**Exercise inputs:**
···

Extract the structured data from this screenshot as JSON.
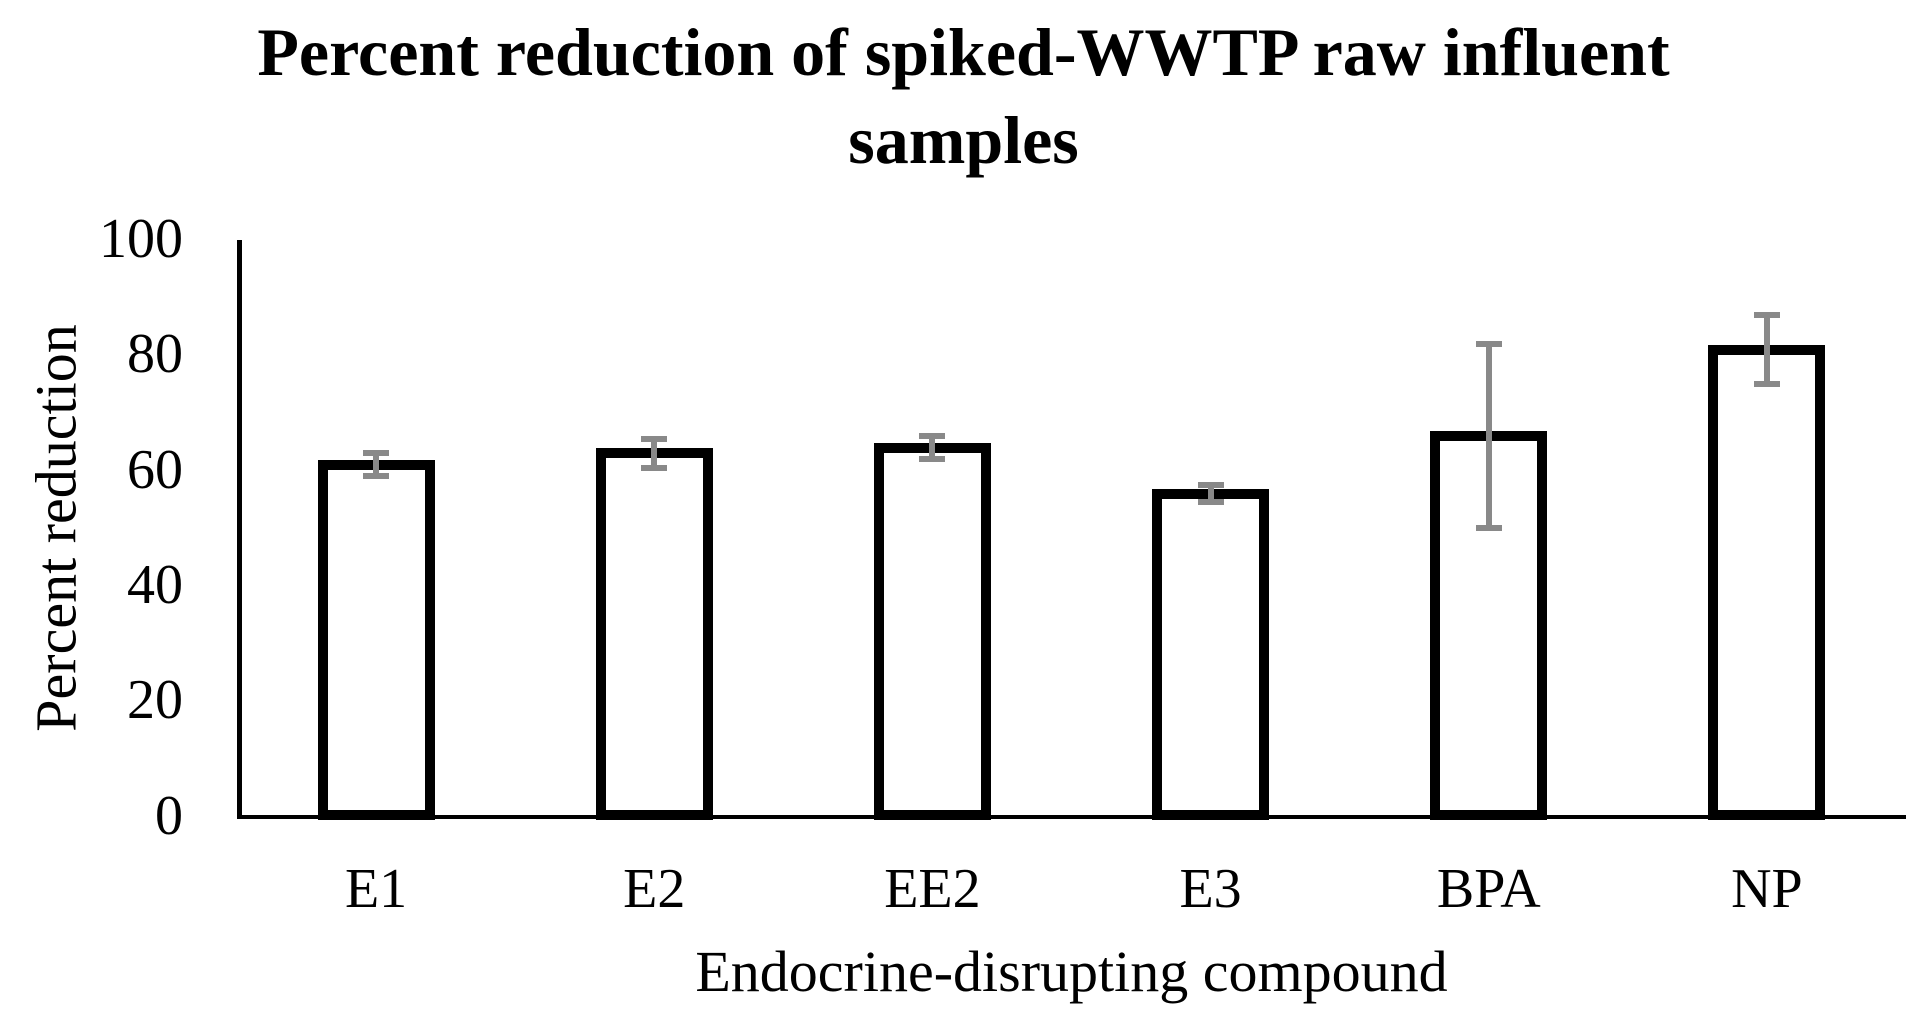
{
  "chart_data": {
    "type": "bar",
    "title": "Percent reduction of spiked-WWTP raw influent samples",
    "xlabel": "Endocrine-disrupting compound",
    "ylabel": "Percent reduction",
    "categories": [
      "E1",
      "E2",
      "EE2",
      "E3",
      "BPA",
      "NP"
    ],
    "values": [
      61,
      63,
      64,
      56,
      66,
      81
    ],
    "error_bars": [
      2,
      2.5,
      2,
      1.5,
      16,
      6
    ],
    "ylim": [
      0,
      100
    ],
    "yticks": [
      0,
      20,
      40,
      60,
      80,
      100
    ],
    "grid": false,
    "legend": false,
    "bar_fill": "#ffffff",
    "bar_border": "#000000",
    "error_color": "#898989",
    "background": "#ffffff"
  }
}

···

**Work to do:**
Only the number is needed here: how many lines of the records contain "Percent"?

**Output for this task:**
2